##### Supplied material
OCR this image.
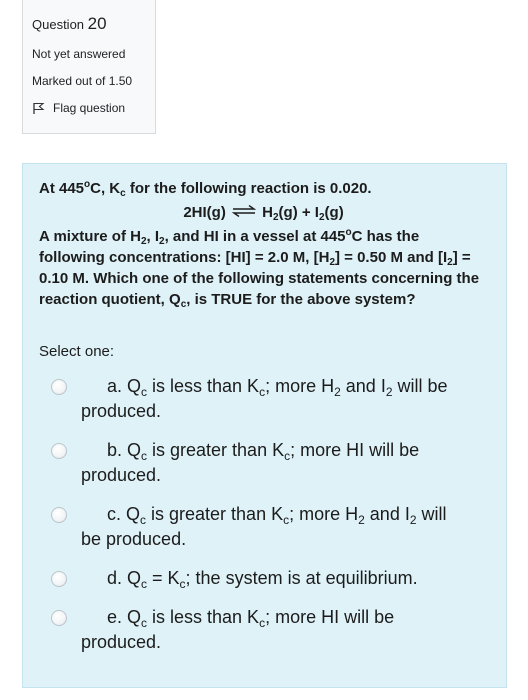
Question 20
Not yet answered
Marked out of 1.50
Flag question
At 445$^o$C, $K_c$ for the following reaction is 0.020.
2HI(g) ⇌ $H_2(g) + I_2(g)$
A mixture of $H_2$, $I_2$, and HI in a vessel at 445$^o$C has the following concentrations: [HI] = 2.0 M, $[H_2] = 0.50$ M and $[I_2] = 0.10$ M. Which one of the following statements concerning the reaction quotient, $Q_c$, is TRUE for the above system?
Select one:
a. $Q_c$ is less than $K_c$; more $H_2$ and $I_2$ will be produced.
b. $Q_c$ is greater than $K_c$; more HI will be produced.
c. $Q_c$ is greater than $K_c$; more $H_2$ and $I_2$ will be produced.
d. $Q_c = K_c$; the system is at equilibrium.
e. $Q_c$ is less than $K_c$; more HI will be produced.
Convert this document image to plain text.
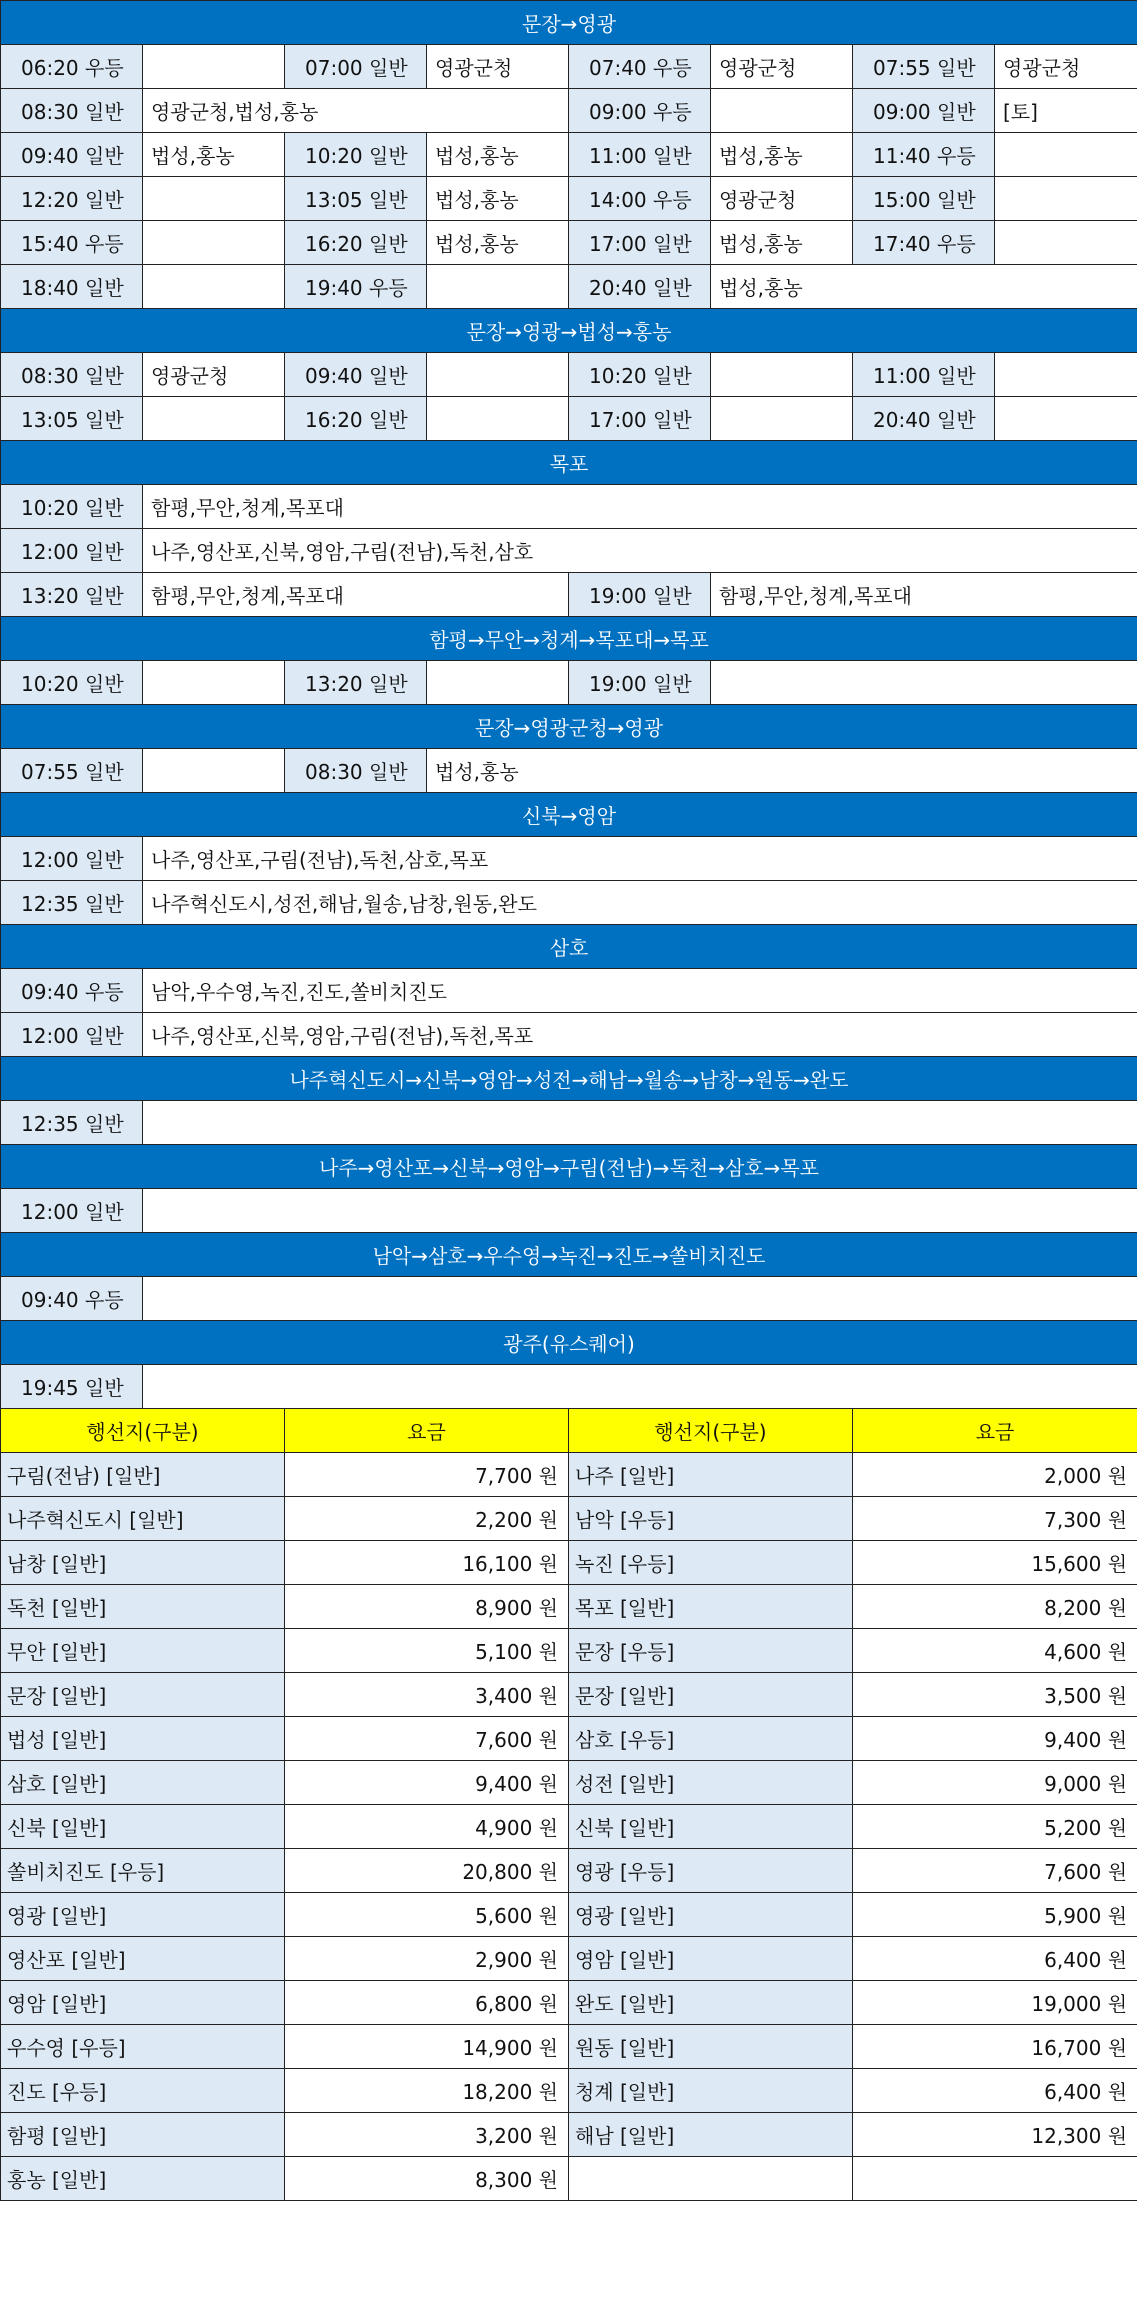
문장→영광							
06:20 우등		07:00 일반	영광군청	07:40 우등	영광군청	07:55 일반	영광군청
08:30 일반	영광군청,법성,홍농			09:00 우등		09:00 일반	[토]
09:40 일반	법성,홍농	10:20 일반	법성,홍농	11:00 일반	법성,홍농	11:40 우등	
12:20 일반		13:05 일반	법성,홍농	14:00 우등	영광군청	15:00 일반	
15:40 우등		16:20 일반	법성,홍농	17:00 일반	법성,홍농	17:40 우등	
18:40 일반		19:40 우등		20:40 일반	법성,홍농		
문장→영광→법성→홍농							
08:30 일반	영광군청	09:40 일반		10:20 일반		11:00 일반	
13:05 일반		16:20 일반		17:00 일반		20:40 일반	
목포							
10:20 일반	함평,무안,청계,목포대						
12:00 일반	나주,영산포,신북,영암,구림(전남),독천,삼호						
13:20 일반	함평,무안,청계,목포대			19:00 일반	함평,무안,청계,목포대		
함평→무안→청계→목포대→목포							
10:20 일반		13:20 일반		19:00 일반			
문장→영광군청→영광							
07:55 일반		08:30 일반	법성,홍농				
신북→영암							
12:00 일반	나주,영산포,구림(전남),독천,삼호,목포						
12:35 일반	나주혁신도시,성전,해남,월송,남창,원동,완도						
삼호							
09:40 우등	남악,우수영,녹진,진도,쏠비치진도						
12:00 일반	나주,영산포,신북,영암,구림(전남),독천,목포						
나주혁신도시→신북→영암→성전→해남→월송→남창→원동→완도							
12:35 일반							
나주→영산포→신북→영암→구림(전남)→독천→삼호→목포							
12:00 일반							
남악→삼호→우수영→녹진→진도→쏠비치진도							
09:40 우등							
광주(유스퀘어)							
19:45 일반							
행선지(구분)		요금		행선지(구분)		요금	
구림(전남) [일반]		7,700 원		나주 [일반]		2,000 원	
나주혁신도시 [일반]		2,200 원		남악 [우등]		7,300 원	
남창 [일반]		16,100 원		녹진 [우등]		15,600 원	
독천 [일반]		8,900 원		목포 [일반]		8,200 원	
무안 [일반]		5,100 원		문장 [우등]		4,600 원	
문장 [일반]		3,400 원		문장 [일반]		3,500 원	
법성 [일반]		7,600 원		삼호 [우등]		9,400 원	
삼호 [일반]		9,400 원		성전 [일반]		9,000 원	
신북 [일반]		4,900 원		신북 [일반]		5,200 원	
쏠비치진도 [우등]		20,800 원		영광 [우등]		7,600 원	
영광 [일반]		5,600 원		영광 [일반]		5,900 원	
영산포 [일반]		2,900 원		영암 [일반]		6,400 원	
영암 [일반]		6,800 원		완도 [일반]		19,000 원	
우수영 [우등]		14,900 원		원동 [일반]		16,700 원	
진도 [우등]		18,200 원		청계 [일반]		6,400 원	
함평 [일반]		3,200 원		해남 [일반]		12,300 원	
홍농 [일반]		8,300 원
##########
##### Supplied material
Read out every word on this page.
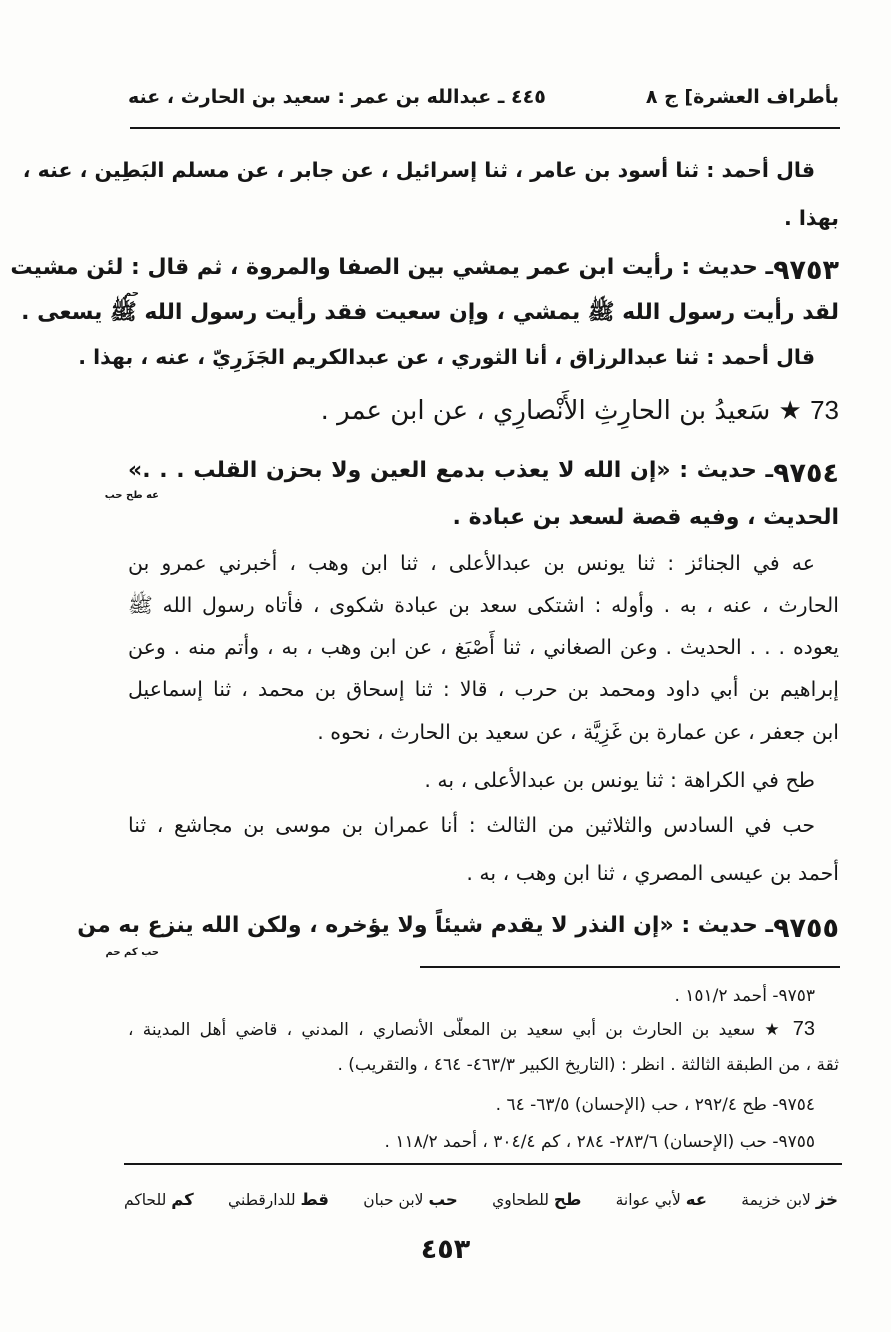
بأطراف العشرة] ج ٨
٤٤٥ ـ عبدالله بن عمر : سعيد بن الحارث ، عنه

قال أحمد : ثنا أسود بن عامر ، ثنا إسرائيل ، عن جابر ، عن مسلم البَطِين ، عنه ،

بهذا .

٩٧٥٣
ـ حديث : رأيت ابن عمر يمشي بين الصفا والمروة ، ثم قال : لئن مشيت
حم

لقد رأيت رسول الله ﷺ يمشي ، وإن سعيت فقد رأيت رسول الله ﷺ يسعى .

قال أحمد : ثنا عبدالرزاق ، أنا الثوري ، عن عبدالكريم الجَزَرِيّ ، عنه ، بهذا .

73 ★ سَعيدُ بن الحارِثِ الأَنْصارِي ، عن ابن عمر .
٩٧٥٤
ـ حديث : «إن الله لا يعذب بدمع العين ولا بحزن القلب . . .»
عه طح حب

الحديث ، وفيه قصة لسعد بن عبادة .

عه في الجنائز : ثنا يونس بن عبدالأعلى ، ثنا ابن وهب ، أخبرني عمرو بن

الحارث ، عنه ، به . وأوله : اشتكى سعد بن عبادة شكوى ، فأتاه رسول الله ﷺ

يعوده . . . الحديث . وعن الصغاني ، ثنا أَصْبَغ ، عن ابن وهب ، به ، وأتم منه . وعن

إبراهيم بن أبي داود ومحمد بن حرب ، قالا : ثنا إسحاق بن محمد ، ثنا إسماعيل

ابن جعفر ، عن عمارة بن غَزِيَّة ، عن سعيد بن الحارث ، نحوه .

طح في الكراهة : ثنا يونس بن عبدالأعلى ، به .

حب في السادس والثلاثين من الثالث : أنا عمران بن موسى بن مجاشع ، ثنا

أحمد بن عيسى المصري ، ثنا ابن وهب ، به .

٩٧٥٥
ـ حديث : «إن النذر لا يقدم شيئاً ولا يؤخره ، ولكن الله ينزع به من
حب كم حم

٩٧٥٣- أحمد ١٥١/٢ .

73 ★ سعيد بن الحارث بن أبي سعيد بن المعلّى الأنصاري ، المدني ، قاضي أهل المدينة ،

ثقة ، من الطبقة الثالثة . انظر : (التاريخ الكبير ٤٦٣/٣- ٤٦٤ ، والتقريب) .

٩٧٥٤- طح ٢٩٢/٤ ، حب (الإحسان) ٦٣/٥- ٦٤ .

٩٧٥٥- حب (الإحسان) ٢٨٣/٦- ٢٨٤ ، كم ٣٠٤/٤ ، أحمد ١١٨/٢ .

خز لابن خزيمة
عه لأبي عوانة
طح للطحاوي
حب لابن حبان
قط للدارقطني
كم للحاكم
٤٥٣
##########
##### Supplied material
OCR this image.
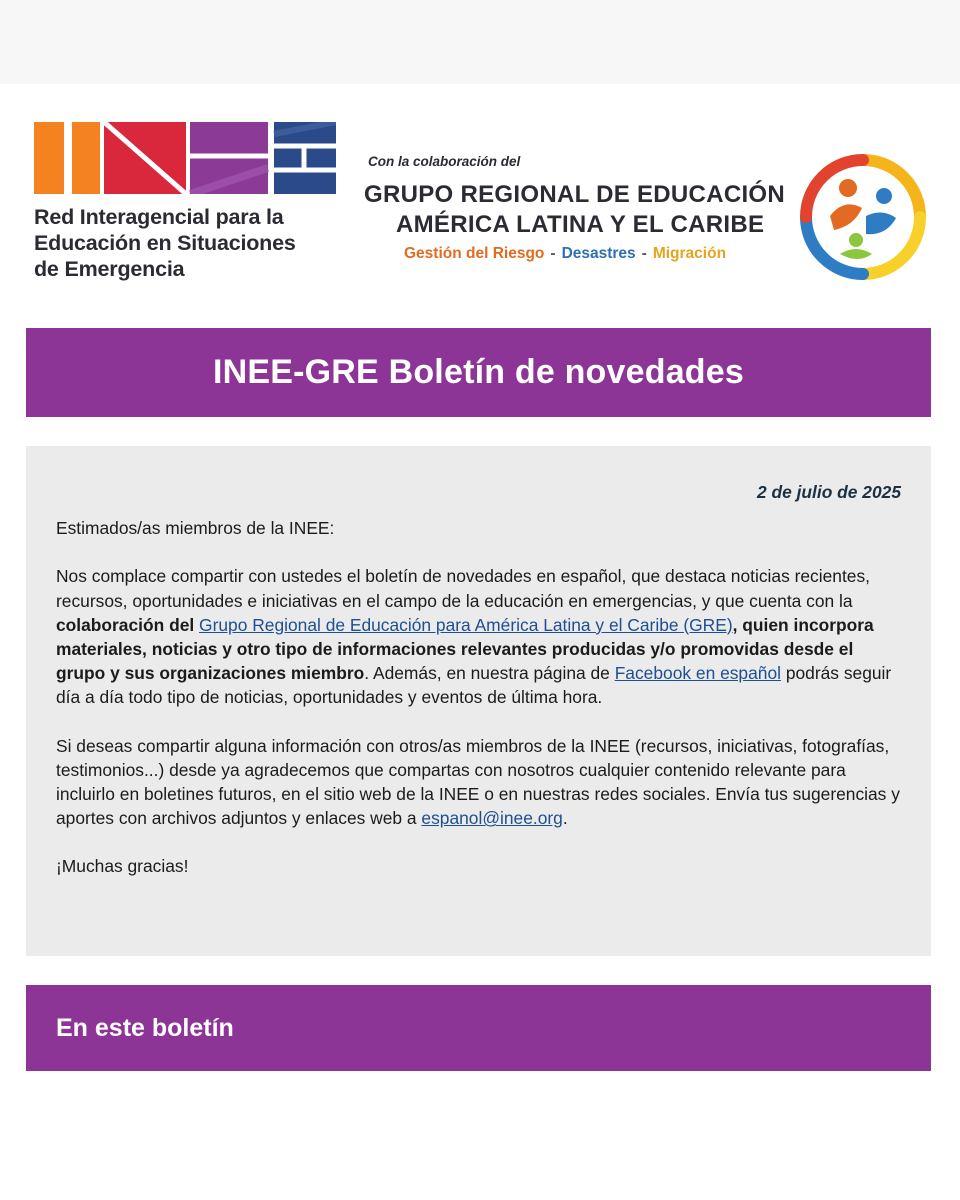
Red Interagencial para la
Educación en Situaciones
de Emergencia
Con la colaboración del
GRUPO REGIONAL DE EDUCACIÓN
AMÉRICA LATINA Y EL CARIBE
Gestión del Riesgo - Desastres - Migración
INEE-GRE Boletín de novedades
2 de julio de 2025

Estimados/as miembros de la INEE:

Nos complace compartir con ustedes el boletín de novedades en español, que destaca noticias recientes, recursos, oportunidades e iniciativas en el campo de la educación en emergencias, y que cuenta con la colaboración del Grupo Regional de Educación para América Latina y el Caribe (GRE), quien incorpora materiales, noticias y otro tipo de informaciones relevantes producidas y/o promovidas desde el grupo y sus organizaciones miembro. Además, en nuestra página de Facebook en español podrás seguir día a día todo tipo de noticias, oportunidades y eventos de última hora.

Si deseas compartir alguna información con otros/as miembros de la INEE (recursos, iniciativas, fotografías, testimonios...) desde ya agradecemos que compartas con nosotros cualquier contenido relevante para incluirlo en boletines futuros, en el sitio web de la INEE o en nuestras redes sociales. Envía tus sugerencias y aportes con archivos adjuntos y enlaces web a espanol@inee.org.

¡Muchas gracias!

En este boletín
##########
*Aim*
How many lines of the listing above include the word "novedades"? State the number and nothing else.

*Output of the exercise*
2